▸ Do this
Reproduce the optimization workflow text below word for word, starting at "Optimization Workflow —" and continuing up to and including "the long-term cost.".

▸ Document text
■ ■ ■

Optimization Workflow — Senior¶

1. The senior shift: decisions over techniques¶

At the junior and middle levels the workflow is mechanical: measure, identify, change, re-measure. At the senior level the loop is the same, but the binding constraint shifts from "how do I make this fast" to "should I be working on this at all". The senior engineer's job in performance work is to decide:

Which problem to take on.
When to stop a line of work.
Whether the optimization is worth the long-term cost.
Whether the team can sustain the change.

The technique table is shared by every Go engineer above junior level. What separates senior is the judgment about which entry on the table to apply, when, and at what cost.

2. Opportunity cost is the senior's lens¶

Engineering time is the scarcest resource on a team. The right framing for a candidate optimization is not "is it possible?" but "is it the best use of the next two weeks?"

Candidate work	Opportunity cost
Shave 5% off a function used 10× per second	Two weeks of engineer time
Add a missing index to a query that runs 10k× per second	Same two weeks
Fix a goroutine leak crashing one pod a week	Same two weeks
Build a benchmark harness that catches regressions for the next year	Same two weeks

All four are "performance work." Only one of them is the right thing to do this sprint. The senior calls that out before anyone writes code.

3. The "don't optimize" decision¶

There are concrete situations where the right senior move is to decline the optimization request entirely.

■ ■ ■

▸ Data rows
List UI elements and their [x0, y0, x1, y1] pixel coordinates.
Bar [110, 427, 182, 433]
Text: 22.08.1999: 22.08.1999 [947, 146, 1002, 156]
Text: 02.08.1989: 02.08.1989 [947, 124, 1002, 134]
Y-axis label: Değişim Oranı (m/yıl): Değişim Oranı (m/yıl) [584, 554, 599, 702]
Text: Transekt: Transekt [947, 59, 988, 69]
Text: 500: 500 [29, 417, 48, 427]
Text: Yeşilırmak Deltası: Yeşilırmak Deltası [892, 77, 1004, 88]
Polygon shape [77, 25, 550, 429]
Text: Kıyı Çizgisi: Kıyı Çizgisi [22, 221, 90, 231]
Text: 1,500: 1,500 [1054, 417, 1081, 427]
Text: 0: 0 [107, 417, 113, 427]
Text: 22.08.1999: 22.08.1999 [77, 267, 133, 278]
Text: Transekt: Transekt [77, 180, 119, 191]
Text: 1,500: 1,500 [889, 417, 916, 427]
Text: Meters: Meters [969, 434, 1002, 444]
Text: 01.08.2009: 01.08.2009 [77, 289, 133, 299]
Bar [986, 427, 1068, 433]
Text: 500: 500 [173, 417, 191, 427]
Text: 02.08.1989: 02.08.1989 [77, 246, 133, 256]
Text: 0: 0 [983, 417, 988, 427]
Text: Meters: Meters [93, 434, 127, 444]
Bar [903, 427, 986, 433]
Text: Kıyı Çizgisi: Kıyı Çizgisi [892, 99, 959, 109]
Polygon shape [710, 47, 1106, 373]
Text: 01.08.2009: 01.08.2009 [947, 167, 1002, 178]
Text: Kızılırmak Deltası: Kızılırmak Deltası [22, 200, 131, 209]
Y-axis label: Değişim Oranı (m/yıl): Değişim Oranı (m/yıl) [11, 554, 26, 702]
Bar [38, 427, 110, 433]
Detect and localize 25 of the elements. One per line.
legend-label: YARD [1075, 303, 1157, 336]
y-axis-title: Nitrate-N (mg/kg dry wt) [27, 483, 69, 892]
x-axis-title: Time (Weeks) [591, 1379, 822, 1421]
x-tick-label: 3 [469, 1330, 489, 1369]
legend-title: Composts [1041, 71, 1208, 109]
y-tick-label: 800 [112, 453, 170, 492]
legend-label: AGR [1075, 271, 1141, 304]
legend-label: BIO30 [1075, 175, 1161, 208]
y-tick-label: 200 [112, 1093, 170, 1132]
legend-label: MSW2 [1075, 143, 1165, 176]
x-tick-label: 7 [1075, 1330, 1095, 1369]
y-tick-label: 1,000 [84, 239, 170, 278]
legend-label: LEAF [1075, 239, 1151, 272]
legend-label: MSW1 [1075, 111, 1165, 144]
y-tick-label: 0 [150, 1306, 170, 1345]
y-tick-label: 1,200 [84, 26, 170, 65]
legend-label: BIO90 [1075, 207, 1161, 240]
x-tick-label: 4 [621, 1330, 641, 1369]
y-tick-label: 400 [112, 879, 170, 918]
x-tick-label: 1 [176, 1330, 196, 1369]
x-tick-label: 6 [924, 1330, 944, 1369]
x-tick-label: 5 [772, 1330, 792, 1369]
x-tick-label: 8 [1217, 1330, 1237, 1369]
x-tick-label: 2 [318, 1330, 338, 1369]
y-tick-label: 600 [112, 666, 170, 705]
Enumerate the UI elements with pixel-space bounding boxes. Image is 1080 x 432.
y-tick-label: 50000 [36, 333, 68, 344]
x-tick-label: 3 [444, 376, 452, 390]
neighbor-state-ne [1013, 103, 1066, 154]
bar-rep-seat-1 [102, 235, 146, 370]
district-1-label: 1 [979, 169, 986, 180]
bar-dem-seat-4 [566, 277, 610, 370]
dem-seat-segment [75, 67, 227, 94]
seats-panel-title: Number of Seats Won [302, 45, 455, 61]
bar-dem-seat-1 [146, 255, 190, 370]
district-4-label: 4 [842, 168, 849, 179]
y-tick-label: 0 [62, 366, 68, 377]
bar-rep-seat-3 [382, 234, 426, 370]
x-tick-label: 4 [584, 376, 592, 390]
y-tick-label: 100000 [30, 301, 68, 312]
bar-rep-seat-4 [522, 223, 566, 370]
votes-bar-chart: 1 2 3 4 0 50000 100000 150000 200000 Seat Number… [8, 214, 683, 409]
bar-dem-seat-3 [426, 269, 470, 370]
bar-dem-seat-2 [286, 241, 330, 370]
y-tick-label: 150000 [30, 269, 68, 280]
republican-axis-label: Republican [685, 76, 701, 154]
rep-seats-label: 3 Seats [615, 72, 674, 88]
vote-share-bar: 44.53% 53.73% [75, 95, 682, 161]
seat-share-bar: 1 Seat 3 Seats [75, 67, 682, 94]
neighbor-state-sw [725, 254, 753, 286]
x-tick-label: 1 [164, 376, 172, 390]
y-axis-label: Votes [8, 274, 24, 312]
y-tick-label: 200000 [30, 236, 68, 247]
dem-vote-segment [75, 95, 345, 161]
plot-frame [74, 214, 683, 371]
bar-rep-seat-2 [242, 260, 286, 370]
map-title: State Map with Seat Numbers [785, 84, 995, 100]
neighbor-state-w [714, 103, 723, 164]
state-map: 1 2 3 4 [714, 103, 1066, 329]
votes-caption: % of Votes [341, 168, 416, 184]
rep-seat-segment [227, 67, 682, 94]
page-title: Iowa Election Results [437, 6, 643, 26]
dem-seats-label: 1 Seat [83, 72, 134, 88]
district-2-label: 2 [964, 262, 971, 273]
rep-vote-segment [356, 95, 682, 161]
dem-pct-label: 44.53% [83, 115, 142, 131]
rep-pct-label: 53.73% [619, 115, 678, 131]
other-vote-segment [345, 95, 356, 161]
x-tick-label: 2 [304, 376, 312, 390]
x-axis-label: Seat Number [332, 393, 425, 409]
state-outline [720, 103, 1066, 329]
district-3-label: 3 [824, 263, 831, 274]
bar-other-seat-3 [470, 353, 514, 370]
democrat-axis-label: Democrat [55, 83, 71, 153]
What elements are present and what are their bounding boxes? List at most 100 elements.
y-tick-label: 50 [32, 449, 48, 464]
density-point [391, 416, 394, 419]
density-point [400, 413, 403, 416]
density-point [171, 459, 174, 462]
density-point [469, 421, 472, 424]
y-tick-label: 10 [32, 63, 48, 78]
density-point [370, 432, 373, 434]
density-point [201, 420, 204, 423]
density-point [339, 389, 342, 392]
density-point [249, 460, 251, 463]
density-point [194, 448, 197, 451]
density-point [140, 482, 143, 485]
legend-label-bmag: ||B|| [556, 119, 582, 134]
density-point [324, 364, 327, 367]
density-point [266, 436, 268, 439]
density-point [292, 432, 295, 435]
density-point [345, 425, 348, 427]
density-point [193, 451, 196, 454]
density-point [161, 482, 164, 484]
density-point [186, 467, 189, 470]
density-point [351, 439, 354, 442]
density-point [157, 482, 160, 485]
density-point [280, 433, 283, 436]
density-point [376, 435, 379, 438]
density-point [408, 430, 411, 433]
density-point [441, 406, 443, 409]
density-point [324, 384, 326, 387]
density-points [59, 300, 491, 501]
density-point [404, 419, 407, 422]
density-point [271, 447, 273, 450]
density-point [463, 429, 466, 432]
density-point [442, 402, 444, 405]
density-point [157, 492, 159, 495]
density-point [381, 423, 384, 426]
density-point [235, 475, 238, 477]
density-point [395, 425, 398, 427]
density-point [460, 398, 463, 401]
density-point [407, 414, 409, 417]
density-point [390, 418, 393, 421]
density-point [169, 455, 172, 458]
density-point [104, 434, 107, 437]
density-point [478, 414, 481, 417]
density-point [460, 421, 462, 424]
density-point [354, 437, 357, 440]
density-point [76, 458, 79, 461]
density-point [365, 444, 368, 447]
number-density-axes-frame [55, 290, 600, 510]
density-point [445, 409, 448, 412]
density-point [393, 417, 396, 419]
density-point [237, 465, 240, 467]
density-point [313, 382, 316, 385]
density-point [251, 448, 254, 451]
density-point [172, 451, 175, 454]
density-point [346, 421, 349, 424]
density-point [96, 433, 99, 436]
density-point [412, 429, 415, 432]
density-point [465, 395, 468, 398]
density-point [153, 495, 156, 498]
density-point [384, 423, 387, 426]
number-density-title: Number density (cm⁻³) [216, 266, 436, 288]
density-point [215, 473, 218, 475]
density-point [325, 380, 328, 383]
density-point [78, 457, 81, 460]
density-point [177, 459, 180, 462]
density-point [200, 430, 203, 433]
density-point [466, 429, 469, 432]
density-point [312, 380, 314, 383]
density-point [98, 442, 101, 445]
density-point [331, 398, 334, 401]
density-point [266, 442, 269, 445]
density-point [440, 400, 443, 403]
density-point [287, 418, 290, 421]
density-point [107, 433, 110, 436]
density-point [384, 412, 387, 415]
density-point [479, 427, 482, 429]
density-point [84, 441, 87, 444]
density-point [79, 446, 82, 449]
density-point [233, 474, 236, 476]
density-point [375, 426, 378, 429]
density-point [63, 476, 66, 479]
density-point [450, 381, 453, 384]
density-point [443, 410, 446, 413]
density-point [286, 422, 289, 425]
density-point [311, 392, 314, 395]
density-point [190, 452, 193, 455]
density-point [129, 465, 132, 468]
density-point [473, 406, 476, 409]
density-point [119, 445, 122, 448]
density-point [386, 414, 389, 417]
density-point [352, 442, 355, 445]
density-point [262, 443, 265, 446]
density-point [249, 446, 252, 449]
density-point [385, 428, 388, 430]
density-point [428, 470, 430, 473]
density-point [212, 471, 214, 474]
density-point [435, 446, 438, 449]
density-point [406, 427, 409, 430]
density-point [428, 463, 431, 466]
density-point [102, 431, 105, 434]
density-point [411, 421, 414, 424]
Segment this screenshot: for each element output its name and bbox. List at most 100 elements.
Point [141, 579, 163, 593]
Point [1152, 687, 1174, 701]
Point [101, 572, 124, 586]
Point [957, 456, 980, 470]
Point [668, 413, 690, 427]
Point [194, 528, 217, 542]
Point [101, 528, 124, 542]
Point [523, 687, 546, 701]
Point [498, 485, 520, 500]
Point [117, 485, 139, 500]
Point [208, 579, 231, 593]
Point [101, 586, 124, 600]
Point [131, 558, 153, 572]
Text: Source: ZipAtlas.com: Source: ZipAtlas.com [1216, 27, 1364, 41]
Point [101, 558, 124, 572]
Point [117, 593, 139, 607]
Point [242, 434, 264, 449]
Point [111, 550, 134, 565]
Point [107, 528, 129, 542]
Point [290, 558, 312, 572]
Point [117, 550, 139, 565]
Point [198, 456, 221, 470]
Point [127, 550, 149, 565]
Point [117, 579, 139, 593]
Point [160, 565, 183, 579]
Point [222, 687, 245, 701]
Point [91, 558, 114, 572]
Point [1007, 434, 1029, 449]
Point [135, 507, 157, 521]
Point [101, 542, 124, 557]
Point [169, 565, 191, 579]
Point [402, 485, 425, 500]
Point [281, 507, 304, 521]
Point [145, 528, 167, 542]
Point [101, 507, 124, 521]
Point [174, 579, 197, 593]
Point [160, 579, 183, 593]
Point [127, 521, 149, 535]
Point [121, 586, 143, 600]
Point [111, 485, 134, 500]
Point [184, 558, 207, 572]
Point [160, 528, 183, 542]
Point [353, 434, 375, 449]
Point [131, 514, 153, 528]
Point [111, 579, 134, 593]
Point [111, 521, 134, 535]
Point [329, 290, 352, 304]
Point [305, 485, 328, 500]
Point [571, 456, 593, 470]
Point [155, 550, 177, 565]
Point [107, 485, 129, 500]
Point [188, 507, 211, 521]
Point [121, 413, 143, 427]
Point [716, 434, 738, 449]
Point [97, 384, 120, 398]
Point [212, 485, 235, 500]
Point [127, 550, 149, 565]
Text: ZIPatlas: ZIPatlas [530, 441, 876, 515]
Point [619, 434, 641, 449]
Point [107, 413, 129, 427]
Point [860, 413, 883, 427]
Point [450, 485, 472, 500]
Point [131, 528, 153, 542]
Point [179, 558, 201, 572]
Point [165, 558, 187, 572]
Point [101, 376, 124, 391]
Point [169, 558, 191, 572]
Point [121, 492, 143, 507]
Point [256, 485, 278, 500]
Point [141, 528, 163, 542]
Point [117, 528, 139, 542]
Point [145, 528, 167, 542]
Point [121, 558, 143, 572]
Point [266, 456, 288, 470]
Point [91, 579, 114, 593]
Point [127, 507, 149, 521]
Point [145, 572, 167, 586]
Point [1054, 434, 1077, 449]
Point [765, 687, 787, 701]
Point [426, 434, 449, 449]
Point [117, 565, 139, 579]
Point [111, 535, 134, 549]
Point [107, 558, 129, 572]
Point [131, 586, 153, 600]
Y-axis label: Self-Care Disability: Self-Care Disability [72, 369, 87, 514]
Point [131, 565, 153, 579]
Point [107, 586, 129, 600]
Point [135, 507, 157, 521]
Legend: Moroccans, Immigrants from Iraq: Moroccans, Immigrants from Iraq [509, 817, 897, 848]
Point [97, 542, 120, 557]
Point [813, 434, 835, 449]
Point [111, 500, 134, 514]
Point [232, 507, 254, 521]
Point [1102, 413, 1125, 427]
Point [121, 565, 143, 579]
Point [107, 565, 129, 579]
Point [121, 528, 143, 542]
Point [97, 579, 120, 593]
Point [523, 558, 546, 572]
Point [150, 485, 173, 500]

■ ■ ■

▸ Reply
Optimization Workflow — Senior¶

1. The senior shift: decisions over techniques¶

At the junior and middle levels the workflow is mechanical: measure, identify, change, re-measure. At the senior level the loop is the same, but the binding constraint shifts from "how do I make this fast" to "should I be working on this at all". The senior engineer's job in performance work is to decide:

Which problem to take on.
When to stop a line of work.
Whether the optimization is worth the long-term cost.